Gather every line from the entries below that includes "content".
* START *
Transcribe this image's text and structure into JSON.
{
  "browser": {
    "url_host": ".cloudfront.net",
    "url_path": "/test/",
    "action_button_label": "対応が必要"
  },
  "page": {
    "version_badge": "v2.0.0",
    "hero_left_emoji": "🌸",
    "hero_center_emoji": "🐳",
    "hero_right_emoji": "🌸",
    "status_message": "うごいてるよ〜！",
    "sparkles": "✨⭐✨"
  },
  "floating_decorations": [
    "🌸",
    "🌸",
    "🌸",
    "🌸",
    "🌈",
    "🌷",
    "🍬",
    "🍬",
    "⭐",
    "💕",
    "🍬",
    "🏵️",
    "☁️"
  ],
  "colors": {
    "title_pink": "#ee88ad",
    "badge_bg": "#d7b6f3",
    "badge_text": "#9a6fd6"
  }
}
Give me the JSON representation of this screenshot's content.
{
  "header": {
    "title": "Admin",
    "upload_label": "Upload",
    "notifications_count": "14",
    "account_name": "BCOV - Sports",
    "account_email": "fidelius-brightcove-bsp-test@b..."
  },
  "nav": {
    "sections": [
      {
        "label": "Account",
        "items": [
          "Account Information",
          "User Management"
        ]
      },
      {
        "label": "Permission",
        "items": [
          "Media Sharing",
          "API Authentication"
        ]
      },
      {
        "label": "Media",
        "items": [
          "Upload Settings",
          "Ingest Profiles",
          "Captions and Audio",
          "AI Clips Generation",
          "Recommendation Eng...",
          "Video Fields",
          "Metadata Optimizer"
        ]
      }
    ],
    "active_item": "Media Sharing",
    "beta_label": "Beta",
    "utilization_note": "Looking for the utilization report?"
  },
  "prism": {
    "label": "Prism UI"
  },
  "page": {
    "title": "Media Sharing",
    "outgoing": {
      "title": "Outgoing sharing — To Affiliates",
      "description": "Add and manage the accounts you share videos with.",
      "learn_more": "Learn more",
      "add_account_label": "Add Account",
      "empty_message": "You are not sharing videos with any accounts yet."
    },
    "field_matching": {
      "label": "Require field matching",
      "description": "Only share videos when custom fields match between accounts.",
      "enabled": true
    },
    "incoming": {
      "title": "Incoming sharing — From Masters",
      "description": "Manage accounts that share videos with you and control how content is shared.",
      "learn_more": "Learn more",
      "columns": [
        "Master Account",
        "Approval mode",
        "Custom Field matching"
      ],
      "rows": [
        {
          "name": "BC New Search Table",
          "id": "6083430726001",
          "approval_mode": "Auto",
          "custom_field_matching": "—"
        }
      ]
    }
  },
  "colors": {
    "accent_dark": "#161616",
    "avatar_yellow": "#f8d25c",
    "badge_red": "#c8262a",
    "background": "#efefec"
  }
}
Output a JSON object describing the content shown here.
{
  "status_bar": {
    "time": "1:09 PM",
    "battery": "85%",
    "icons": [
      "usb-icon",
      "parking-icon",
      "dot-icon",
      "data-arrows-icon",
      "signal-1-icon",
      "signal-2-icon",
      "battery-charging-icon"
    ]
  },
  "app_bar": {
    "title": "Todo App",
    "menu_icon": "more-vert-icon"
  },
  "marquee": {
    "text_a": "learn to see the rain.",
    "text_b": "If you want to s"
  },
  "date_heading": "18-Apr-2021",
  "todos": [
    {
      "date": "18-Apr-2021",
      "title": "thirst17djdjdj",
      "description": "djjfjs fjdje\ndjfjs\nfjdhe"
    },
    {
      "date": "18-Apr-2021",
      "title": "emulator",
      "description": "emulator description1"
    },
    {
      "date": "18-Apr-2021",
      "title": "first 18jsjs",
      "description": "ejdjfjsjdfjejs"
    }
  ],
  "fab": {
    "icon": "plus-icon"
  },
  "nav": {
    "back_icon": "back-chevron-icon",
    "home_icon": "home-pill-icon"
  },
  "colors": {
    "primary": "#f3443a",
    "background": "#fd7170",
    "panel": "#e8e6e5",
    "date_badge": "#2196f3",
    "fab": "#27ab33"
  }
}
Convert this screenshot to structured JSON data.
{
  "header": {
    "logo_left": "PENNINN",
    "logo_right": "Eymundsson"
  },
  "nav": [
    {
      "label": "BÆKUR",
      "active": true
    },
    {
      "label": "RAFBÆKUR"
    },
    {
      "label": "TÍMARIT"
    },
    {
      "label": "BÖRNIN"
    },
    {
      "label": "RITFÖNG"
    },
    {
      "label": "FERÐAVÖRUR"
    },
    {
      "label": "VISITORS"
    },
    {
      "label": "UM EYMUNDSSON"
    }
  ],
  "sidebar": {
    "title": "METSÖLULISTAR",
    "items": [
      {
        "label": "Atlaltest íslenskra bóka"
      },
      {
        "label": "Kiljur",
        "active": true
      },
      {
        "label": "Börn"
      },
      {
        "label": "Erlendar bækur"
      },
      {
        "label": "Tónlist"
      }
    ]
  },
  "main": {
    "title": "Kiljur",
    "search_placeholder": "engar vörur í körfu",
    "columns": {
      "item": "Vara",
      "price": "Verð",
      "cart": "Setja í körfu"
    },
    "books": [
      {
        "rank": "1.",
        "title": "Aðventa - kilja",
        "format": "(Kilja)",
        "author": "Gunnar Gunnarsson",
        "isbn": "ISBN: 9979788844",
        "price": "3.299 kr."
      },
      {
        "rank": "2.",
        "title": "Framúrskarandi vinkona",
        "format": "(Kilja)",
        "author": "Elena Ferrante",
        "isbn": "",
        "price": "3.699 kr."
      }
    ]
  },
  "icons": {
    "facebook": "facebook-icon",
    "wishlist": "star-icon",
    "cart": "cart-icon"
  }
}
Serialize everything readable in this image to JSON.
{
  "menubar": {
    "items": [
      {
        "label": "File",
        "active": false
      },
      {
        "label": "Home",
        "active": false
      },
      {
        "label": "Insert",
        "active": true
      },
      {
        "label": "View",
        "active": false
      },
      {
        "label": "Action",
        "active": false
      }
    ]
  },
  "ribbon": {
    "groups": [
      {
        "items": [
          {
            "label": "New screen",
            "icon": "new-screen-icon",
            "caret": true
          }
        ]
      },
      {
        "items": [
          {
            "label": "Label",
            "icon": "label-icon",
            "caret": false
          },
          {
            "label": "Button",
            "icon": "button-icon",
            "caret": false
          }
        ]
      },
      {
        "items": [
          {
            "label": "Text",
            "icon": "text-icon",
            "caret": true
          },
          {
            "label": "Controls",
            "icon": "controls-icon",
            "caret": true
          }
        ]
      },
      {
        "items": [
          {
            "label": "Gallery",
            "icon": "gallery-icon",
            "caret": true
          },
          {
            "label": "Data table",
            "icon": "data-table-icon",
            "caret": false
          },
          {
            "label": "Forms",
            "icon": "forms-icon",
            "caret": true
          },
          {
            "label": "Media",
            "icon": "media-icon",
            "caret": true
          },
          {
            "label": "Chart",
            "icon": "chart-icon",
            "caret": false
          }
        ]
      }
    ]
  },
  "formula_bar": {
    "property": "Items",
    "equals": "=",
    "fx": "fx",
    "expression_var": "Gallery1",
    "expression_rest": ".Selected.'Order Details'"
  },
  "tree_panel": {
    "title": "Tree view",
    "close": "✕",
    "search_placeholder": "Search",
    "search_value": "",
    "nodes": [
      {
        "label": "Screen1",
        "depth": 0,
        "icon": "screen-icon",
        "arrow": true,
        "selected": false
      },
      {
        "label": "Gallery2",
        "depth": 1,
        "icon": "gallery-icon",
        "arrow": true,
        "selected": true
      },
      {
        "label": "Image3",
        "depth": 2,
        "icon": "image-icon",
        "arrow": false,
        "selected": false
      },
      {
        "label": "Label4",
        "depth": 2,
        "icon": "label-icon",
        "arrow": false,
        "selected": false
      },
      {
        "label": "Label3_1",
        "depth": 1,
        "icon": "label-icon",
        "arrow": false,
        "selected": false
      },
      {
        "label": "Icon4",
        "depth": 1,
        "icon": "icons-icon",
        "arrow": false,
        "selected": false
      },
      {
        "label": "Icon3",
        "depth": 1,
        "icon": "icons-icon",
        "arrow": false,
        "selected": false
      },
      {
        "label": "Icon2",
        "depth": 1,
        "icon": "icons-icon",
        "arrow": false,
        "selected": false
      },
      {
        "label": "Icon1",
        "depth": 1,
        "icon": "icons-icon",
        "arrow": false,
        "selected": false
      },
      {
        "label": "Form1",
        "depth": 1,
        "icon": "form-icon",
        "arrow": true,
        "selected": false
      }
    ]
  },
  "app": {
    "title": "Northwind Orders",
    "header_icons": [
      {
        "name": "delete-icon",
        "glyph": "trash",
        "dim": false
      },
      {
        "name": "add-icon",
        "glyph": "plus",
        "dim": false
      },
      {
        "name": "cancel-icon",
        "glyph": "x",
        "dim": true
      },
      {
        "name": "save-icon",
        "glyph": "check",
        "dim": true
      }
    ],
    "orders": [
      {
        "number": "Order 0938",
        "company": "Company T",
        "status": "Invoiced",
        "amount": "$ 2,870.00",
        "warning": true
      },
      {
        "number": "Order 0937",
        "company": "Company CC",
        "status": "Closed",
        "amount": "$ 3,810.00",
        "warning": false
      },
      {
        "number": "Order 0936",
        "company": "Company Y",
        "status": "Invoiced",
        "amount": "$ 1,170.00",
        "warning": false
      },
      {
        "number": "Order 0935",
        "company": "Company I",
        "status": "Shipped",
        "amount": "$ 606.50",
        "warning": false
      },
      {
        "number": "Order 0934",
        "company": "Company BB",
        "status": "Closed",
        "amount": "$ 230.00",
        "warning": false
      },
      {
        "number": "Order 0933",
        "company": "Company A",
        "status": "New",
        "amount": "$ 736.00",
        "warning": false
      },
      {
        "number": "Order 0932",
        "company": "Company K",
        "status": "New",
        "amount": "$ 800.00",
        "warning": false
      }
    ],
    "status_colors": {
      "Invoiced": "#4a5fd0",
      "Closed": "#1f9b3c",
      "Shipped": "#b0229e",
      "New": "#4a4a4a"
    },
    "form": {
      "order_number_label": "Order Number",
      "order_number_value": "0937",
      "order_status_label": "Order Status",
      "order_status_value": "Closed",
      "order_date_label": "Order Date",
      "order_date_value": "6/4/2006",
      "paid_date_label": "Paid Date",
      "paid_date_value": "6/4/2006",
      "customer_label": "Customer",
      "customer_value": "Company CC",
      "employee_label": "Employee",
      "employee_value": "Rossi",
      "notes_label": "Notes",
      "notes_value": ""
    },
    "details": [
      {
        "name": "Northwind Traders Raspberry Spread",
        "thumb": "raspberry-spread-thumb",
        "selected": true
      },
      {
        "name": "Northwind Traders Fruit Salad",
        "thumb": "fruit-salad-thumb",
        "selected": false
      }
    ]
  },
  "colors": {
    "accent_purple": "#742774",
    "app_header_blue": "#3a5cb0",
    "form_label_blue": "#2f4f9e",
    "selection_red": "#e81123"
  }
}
* END *
• [FULL SOLUTION]
Give me the JSON representation of this screenshot's content.
      "description": "Manage accounts that share videos with you and control how content is shared.",
Output a JSON object describing the content shown here.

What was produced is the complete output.